Give an exact copy of every line, leaving images out.
===============
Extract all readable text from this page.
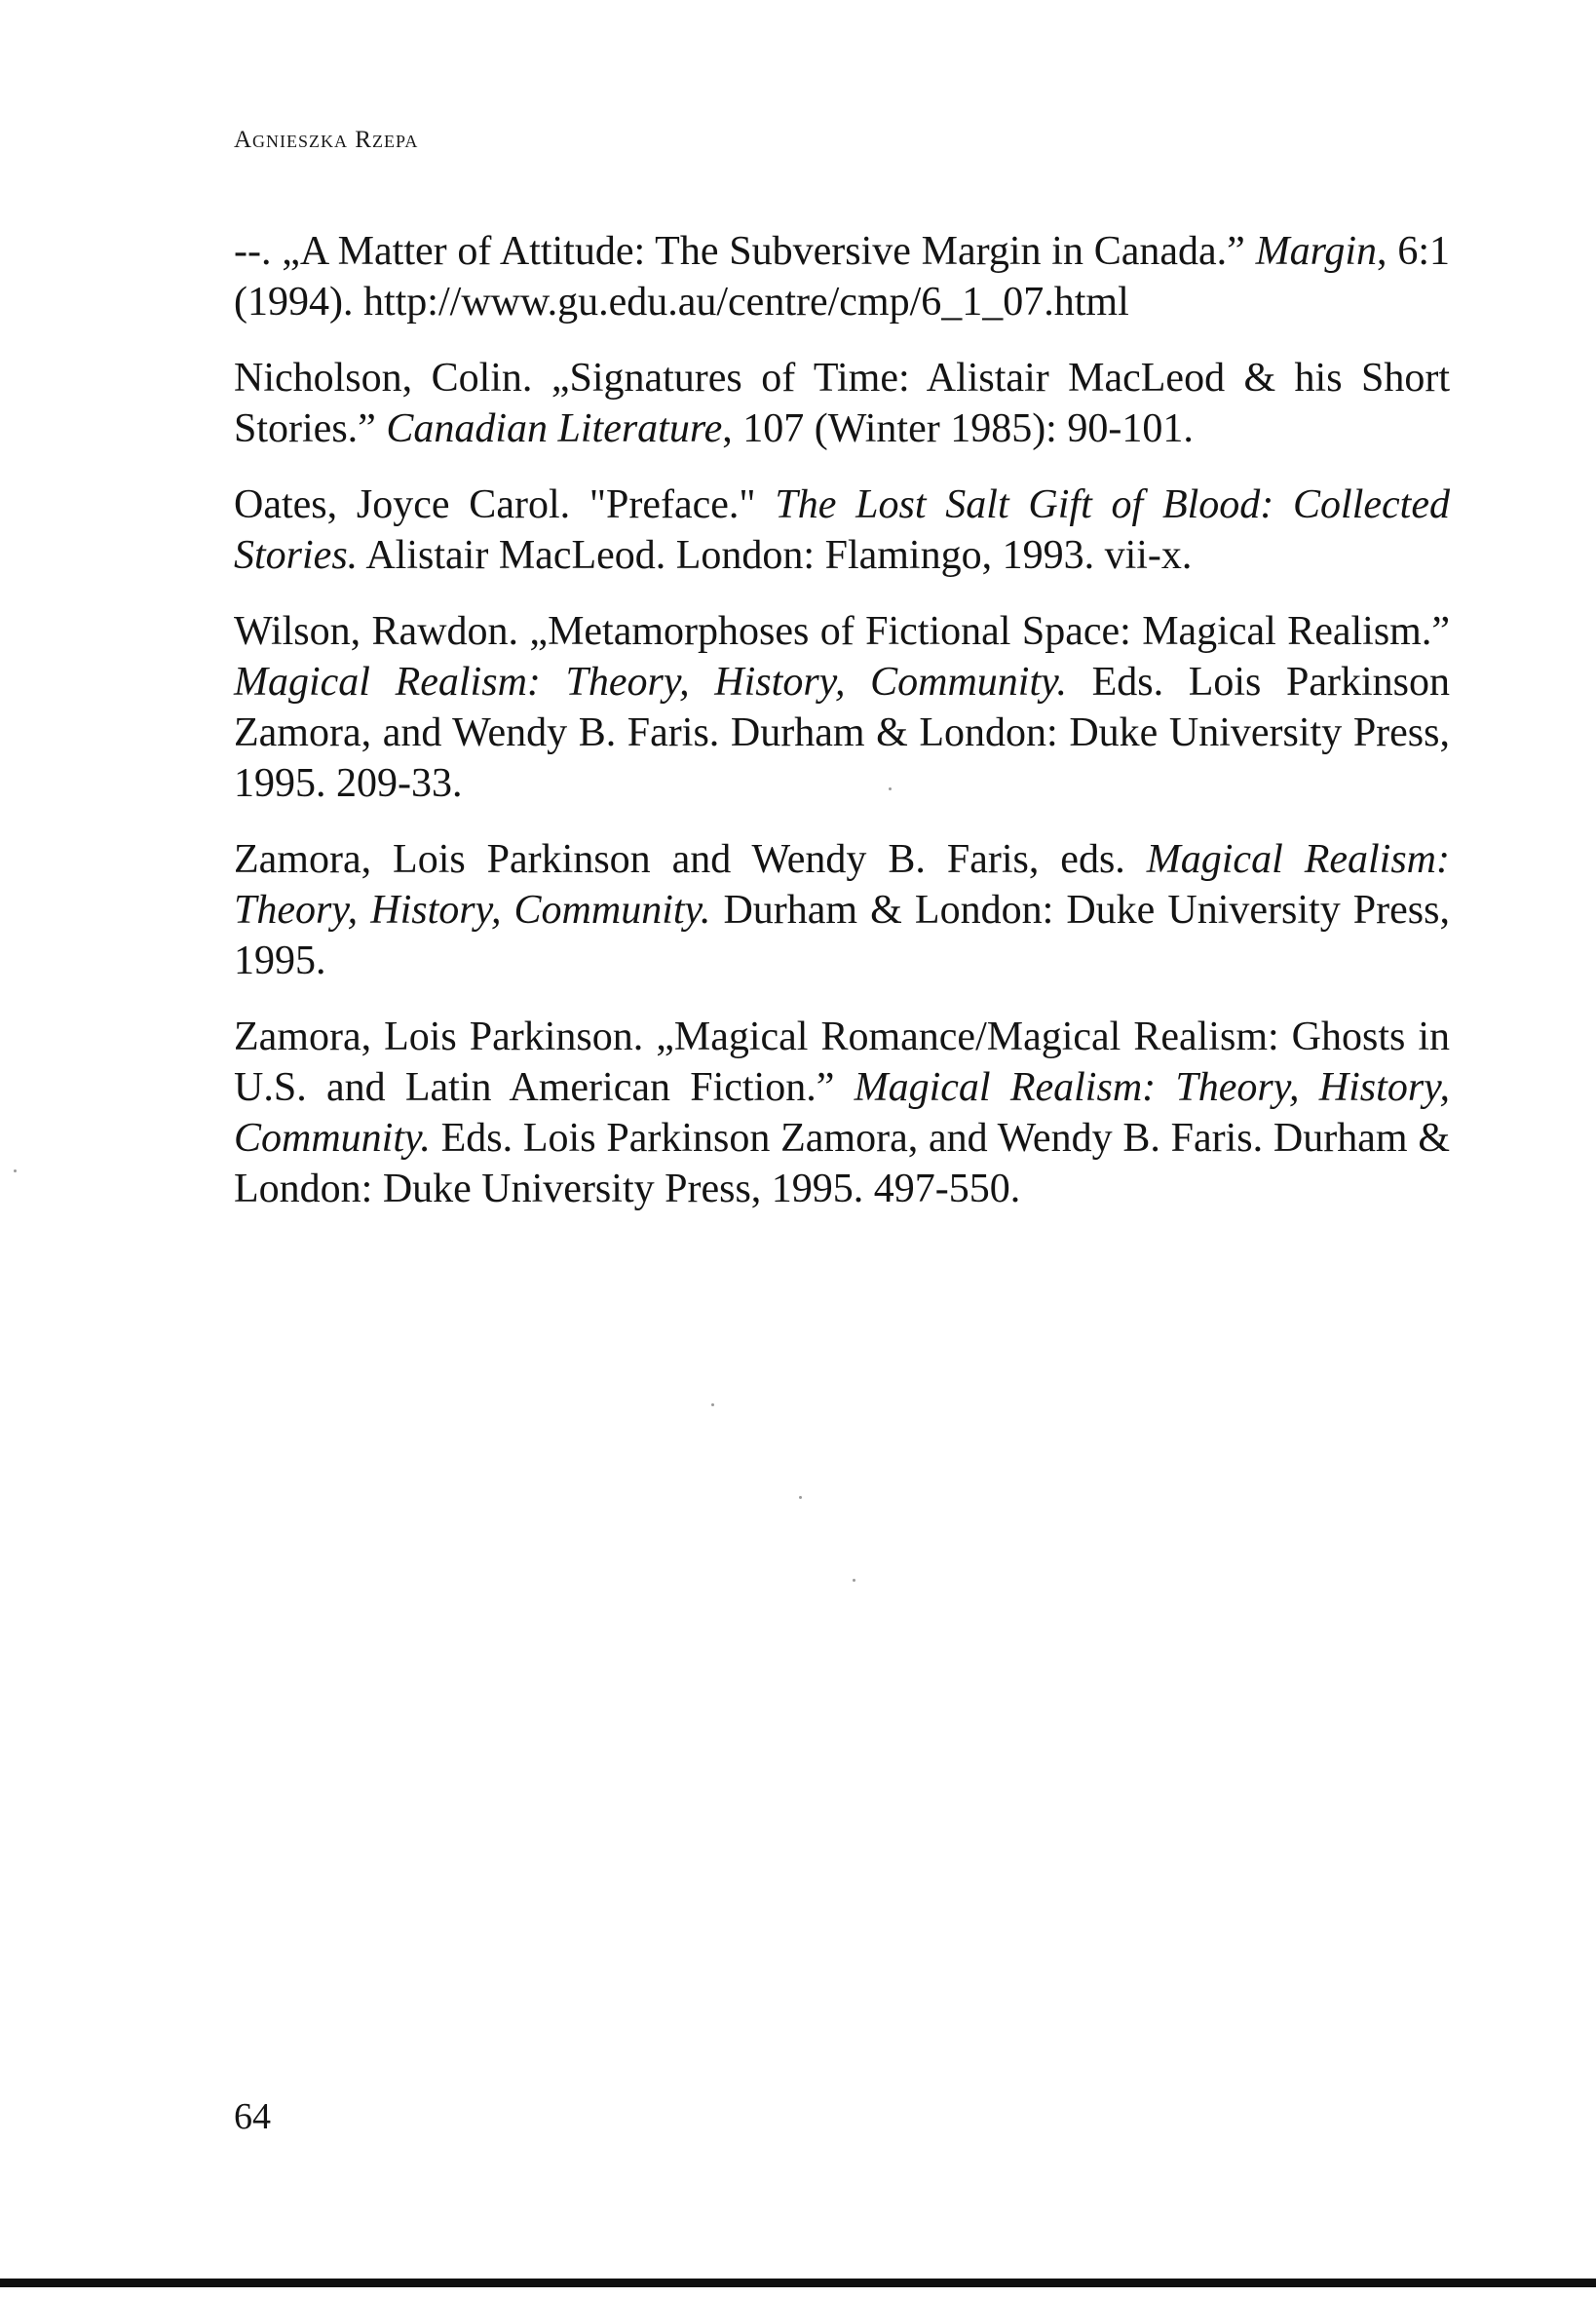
Agnieszka Rzepa

--. „A Matter of Attitude: The Subversive Margin in Canada.” Margin, 6:1 (1994). http://www.gu.edu.au/centre/cmp/6_1_07.html

Nicholson, Colin. „Signatures of Time: Alistair MacLeod & his Short Stories.” Canadian Literature, 107 (Winter 1985): 90-101.

Oates, Joyce Carol. "Preface." The Lost Salt Gift of Blood: Collected Stories. Alistair MacLeod. London: Flamingo, 1993. vii-x.

Wilson, Rawdon. „Metamorphoses of Fictional Space: Magical Realism.” Magical Realism: Theory, History, Community. Eds. Lois Parkinson Zamora, and Wendy B. Faris. Durham & London: Duke University Press, 1995. 209-33.

Zamora, Lois Parkinson and Wendy B. Faris, eds. Magical Realism: Theory, History, Community. Durham & London: Duke University Press, 1995.

Zamora, Lois Parkinson. „Magical Romance/Magical Realism: Ghosts in U.S. and Latin American Fiction.” Magical Realism: Theory, History, Community. Eds. Lois Parkinson Zamora, and Wendy B. Faris. Durham & London: Duke University Press, 1995. 497-550.

64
===============
Task response:
Extract all readable text from this page.
Agnieszka Rzepa

--. „A Matter of Attitude: The Subversive Margin in Canada.” Margin, 6:1 (1994). http://www.gu.edu.au/centre/cmp/6_1_07.html

Nicholson, Colin. „Signatures of Time: Alistair MacLeod & his Short Stories.” Canadian Literature, 107 (Winter 1985): 90-101.

Oates, Joyce Carol. "Preface." The Lost Salt Gift of Blood: Collected Stories. Alistair MacLeod. London: Flamingo, 1993. vii-x.

Wilson, Rawdon. „Metamorphoses of Fictional Space: Magical Realism.” Magical Realism: Theory, History, Community. Eds. Lois Parkinson Zamora, and Wendy B. Faris. Durham & London: Duke University Press, 1995. 209-33.

Zamora, Lois Parkinson and Wendy B. Faris, eds. Magical Realism: Theory, History, Community. Durham & London: Duke University Press, 1995.

Zamora, Lois Parkinson. „Magical Romance/Magical Realism: Ghosts in U.S. and Latin American Fiction.” Magical Realism: Theory, History, Community. Eds. Lois Parkinson Zamora, and Wendy B. Faris. Durham & London: Duke University Press, 1995. 497-550.

64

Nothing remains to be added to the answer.